### Task requirements:
What is the number of lines in these entries that contain "albedo"? State it alone.

### Provided data:
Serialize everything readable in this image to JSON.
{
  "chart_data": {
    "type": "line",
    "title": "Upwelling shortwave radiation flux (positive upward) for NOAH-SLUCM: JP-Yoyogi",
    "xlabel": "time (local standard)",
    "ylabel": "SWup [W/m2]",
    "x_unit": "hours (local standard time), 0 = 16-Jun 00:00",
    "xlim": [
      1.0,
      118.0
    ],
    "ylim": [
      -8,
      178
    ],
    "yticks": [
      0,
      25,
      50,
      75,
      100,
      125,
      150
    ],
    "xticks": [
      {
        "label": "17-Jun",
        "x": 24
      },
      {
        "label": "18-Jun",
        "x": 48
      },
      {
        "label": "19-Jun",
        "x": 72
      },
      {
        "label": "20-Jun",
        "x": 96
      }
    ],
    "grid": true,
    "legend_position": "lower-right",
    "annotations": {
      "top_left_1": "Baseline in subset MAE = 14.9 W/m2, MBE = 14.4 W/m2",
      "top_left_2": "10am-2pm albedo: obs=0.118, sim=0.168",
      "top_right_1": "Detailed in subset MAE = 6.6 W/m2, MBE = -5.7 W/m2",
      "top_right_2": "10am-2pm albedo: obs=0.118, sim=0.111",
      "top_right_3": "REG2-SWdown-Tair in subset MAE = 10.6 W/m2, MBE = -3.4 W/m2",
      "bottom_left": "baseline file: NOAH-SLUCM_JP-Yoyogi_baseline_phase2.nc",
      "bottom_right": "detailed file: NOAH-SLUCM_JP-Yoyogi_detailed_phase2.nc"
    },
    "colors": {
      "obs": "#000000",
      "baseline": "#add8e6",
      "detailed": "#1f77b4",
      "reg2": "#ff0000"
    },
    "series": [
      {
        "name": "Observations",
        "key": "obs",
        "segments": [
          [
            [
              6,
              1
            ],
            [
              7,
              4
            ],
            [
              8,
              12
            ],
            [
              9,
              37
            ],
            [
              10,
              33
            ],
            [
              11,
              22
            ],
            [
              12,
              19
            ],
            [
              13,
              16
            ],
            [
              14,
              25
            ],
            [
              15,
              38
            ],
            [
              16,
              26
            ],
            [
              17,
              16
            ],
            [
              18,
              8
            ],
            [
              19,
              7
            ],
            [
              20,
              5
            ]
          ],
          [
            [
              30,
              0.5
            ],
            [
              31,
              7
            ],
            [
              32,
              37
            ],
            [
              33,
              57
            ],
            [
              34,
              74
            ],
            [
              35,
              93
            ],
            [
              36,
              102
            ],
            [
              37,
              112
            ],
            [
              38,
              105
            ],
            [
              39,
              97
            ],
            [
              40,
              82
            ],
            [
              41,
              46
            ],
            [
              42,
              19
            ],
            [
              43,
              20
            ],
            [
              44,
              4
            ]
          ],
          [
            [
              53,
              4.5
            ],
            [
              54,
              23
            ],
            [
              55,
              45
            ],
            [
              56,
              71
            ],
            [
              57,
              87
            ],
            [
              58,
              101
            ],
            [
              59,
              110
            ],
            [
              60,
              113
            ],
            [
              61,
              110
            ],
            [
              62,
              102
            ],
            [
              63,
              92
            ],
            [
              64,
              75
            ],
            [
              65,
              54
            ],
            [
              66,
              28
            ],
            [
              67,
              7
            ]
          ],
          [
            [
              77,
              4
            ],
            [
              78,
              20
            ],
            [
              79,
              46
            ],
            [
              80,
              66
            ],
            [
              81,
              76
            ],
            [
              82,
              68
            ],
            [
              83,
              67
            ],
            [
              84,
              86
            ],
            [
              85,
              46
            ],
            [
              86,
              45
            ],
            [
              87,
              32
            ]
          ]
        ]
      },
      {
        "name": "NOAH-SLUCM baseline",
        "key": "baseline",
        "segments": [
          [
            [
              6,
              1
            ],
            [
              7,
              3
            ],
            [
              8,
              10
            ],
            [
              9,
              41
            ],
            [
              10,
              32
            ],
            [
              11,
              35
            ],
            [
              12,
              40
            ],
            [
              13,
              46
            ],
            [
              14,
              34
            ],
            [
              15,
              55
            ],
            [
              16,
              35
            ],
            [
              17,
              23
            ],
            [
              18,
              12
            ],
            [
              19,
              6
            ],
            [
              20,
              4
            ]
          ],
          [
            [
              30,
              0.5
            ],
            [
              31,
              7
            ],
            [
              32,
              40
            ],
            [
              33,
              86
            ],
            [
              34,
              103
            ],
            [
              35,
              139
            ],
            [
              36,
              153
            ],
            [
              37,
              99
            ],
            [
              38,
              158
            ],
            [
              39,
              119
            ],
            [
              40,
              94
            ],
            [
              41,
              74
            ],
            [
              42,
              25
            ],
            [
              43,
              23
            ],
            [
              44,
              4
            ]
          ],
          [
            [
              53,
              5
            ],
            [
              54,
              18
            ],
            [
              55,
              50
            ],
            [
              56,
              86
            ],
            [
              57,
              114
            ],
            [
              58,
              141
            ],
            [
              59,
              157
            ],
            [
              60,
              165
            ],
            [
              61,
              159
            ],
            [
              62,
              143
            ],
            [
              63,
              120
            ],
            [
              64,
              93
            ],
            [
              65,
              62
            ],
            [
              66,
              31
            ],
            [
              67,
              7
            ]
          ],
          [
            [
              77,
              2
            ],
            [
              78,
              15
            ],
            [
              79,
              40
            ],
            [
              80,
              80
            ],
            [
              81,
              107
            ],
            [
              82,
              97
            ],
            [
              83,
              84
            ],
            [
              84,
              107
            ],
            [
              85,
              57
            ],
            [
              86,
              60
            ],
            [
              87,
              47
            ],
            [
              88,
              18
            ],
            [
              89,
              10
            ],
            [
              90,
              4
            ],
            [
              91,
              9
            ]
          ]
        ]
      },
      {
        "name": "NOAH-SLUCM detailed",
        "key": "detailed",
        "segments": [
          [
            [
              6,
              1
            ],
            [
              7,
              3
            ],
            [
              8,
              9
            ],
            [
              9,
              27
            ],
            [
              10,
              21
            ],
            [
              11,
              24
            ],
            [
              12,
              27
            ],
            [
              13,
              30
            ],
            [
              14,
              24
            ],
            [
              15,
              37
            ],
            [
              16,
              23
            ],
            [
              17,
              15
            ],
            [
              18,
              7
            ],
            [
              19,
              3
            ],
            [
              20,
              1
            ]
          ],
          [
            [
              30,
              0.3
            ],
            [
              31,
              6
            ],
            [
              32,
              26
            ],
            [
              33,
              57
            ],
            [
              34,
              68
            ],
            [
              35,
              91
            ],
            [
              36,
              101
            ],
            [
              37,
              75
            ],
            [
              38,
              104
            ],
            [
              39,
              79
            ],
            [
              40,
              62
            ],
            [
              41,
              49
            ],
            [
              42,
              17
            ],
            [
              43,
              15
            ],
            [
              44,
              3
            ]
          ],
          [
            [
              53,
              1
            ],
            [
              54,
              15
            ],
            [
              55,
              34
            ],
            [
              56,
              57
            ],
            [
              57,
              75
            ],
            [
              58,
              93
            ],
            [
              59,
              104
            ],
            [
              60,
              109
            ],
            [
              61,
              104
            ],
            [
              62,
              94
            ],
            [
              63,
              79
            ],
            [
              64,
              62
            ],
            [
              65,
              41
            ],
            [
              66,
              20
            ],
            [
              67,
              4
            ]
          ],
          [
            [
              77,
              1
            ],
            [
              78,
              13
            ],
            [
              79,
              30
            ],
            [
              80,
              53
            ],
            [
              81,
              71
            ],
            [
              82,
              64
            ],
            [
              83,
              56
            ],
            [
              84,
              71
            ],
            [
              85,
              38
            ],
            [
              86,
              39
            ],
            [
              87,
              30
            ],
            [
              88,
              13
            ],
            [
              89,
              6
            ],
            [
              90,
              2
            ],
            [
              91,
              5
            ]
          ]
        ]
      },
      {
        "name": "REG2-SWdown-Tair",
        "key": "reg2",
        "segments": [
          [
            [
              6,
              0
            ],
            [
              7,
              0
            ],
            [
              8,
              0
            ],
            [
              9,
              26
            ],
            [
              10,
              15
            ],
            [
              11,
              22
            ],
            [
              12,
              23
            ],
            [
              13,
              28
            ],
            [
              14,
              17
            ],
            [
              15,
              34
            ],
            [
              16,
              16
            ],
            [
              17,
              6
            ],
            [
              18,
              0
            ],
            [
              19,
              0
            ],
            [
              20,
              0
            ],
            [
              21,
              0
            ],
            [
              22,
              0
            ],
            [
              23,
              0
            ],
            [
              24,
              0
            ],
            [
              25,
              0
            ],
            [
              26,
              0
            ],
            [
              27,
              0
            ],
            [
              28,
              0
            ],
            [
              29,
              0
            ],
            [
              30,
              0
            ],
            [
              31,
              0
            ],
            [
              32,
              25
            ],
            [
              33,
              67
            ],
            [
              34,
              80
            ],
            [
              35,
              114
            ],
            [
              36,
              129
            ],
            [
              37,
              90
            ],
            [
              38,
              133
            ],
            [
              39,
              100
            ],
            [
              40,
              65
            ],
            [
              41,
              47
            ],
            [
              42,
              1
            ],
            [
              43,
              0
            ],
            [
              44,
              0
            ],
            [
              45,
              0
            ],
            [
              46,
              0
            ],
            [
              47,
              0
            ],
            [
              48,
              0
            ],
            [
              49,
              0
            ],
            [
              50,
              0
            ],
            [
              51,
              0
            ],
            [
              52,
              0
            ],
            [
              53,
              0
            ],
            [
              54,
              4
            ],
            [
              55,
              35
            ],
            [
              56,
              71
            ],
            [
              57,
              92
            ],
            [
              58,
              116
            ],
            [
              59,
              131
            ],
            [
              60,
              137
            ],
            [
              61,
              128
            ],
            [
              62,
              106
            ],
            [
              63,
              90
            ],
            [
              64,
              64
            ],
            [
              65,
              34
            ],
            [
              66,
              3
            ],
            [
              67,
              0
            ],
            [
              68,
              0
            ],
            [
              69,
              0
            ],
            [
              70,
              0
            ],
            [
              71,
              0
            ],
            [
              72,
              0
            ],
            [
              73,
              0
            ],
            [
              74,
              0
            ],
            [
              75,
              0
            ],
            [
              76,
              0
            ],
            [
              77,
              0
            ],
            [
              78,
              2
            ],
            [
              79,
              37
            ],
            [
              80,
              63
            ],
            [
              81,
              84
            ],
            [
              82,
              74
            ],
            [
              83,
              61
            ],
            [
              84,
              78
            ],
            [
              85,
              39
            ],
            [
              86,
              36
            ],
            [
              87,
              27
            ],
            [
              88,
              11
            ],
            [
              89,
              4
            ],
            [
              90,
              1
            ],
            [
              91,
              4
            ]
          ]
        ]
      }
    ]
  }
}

### Problem solution:
2